### Exercise requirements
Give the data below again, word for word.

───── Input data

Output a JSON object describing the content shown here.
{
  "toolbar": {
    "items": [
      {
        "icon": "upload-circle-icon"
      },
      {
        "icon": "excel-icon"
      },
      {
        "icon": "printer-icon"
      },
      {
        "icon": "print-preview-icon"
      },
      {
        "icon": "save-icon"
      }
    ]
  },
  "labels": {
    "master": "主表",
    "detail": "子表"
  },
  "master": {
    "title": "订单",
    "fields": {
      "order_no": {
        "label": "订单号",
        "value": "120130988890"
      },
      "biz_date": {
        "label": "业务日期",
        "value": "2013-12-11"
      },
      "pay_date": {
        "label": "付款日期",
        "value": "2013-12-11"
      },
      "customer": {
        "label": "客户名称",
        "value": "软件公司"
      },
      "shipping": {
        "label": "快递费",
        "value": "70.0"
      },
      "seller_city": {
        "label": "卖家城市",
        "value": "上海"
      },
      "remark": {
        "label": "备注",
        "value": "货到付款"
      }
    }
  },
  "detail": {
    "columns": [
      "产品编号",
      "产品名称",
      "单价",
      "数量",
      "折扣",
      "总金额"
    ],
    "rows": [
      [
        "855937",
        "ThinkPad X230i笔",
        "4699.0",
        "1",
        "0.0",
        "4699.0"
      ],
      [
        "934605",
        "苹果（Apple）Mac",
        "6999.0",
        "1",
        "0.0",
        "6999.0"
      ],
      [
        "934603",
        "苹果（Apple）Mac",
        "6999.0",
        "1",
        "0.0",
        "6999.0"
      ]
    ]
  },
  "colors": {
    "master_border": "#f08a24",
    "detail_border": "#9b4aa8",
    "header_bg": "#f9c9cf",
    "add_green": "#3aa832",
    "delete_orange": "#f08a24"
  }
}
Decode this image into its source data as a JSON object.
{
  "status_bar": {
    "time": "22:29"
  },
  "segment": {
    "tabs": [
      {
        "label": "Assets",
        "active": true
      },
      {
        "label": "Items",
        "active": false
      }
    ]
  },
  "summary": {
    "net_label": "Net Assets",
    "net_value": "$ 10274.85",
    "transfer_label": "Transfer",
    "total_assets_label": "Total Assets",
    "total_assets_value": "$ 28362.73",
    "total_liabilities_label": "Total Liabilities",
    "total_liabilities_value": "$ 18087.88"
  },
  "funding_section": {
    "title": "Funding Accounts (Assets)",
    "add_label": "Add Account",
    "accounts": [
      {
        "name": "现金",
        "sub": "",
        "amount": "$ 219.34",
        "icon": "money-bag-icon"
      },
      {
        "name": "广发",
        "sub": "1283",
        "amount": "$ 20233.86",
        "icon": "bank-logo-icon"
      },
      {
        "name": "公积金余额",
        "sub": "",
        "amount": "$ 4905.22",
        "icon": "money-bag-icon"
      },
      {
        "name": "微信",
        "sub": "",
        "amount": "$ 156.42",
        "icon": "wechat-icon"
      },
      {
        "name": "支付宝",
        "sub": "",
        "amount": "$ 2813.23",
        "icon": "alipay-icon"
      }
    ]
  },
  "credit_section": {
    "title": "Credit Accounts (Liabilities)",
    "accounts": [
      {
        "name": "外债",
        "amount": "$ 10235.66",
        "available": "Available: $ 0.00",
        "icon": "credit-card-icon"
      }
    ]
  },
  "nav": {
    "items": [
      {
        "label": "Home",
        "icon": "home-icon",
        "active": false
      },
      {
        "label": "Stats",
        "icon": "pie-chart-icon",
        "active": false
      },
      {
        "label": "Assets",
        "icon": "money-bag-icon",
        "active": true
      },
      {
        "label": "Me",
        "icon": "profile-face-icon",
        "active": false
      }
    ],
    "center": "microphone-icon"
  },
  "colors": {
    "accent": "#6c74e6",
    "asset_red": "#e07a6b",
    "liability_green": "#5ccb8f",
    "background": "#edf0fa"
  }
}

──────────

### Worked solution
Output a JSON object describing the content shown here.
{
  "toolbar": {
    "items": [
      {
        "icon": "upload-circle-icon"
      },
      {
        "icon": "excel-icon"
      },
      {
        "icon": "printer-icon"
      },
      {
        "icon": "print-preview-icon"
      },
      {
        "icon": "save-icon"
      }
    ]
  },
  "labels": {
    "master": "主表",
    "detail": "子表"
  },
  "master": {
    "title": "订单",
    "fields": {
      "order_no": {
        "label": "订单号",
        "value": "120130988890"
      },
      "biz_date": {
        "label": "业务日期",
        "value": "2013-12-11"
      },
      "pay_date": {
        "label": "付款日期",
        "value": "2013-12-11"
      },
      "customer": {
        "label": "客户名称",
        "value": "软件公司"
      },
      "shipping": {
        "label": "快递费",
        "value": "70.0"
      },
      "seller_city": {
        "label": "卖家城市",
        "value": "上海"
      },
      "remark": {
        "label": "备注",
        "value": "货到付款"
      }
    }
  },
  "detail": {
    "columns": [
      "产品编号",
      "产品名称",
      "单价",
      "数量",
      "折扣",
      "总金额"
    ],
    "rows": [
      [
        "855937",
        "ThinkPad X230i笔",
        "4699.0",
        "1",
        "0.0",
        "4699.0"
      ],
      [
        "934605",
        "苹果（Apple）Mac",
        "6999.0",
        "1",
        "0.0",
        "6999.0"
      ],
      [
        "934603",
        "苹果（Apple）Mac",
        "6999.0",
        "1",
        "0.0",
        "6999.0"
      ]
    ]
  },
  "colors": {
    "master_border": "#f08a24",
    "detail_border": "#9b4aa8",
    "header_bg": "#f9c9cf",
    "add_green": "#3aa832",
    "delete_orange": "#f08a24"
  }
}
Decode this image into its source data as a JSON object.
{
  "status_bar": {
    "time": "22:29"
  },
  "segment": {
    "tabs": [
      {
        "label": "Assets",
        "active": true
      },
      {
        "label": "Items",
        "active": false
      }
    ]
  },
  "summary": {
    "net_label": "Net Assets",
    "net_value": "$ 10274.85",
    "transfer_label": "Transfer",
    "total_assets_label": "Total Assets",
    "total_assets_value": "$ 28362.73",
    "total_liabilities_label": "Total Liabilities",
    "total_liabilities_value": "$ 18087.88"
  },
  "funding_section": {
    "title": "Funding Accounts (Assets)",
    "add_label": "Add Account",
    "accounts": [
      {
        "name": "现金",
        "sub": "",
        "amount": "$ 219.34",
        "icon": "money-bag-icon"
      },
      {
        "name": "广发",
        "sub": "1283",
        "amount": "$ 20233.86",
        "icon": "bank-logo-icon"
      },
      {
        "name": "公积金余额",
        "sub": "",
        "amount": "$ 4905.22",
        "icon": "money-bag-icon"
      },
      {
        "name": "微信",
        "sub": "",
        "amount": "$ 156.42",
        "icon": "wechat-icon"
      },
      {
        "name": "支付宝",
        "sub": "",
        "amount": "$ 2813.23",
        "icon": "alipay-icon"
      }
    ]
  },
  "credit_section": {
    "title": "Credit Accounts (Liabilities)",
    "accounts": [
      {
        "name": "外债",
        "amount": "$ 10235.66",
        "available": "Available: $ 0.00",
        "icon": "credit-card-icon"
      }
    ]
  },
  "nav": {
    "items": [
      {
        "label": "Home",
        "icon": "home-icon",
        "active": false
      },
      {
        "label": "Stats",
        "icon": "pie-chart-icon",
        "active": false
      },
      {
        "label": "Assets",
        "icon": "money-bag-icon",
        "active": true
      },
      {
        "label": "Me",
        "icon": "profile-face-icon",
        "active": false
      }
    ],
    "center": "microphone-icon"
  },
  "colors": {
    "accent": "#6c74e6",
    "asset_red": "#e07a6b",
    "liability_green": "#5ccb8f",
    "background": "#edf0fa"
  }
}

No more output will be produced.